What to work on:
Show every line in the entries below where the word "this" appears.

(Records about charts and figures)
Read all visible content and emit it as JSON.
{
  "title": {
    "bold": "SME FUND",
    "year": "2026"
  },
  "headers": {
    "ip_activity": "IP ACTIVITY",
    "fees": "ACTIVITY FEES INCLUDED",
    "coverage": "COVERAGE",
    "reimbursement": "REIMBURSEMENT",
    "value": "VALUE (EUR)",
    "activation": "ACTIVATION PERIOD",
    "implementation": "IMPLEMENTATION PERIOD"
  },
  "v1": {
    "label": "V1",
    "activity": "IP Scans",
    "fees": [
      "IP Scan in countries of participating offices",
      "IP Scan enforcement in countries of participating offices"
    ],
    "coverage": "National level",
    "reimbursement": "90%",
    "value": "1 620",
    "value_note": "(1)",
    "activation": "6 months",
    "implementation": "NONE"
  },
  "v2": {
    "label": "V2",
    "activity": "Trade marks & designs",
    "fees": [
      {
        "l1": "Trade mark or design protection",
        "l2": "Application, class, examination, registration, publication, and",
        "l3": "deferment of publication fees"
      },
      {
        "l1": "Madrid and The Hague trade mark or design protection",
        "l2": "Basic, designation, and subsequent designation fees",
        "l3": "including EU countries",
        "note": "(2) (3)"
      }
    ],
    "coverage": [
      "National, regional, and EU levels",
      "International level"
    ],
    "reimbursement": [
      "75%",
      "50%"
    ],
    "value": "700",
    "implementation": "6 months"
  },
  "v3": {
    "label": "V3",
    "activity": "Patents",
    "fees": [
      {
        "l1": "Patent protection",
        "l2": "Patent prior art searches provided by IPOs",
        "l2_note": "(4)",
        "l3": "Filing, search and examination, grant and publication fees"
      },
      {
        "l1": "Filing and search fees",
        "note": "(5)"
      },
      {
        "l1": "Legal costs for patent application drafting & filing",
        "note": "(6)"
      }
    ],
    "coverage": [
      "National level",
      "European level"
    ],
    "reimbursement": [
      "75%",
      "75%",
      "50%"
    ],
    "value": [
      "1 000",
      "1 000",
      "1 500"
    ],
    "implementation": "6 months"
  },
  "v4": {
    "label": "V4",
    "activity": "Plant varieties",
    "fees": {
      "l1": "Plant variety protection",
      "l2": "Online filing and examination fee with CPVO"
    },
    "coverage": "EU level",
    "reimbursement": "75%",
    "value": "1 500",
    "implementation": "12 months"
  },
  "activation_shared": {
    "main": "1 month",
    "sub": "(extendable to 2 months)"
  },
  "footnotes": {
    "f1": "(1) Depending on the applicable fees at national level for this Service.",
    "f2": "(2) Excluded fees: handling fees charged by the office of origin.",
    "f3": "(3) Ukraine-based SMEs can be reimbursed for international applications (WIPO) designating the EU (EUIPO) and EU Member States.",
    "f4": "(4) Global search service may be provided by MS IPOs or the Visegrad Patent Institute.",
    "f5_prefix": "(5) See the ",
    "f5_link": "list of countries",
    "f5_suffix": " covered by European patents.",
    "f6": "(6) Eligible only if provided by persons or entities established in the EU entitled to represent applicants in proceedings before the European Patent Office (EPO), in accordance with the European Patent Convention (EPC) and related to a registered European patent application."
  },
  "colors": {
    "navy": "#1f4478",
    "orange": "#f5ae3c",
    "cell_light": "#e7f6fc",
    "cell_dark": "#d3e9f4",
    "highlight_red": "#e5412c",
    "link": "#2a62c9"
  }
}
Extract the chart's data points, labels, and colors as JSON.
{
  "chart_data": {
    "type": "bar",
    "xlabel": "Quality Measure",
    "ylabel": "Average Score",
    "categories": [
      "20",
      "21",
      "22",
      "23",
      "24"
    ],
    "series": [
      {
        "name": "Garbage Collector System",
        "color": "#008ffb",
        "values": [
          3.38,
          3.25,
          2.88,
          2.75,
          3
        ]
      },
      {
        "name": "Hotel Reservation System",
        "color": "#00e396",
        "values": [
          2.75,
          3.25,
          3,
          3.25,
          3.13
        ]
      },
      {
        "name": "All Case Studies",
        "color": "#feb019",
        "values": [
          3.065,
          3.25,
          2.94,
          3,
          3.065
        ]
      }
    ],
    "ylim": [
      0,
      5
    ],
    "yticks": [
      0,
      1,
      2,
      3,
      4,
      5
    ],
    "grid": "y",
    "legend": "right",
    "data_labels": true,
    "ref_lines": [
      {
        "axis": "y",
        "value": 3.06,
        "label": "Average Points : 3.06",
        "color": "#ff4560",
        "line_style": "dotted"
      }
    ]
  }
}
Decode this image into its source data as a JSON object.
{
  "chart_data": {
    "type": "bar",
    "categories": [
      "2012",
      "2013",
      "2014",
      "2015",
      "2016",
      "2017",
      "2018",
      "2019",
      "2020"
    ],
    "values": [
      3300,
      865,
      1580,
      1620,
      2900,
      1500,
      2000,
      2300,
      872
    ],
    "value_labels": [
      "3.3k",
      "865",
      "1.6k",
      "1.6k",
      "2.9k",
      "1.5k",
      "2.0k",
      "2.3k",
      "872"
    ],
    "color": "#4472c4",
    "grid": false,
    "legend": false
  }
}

Reply to the task:
    "f1": "(1) Depending on the applicable fees at national level for this Service.",
Decode this image into its source data as a JSON object.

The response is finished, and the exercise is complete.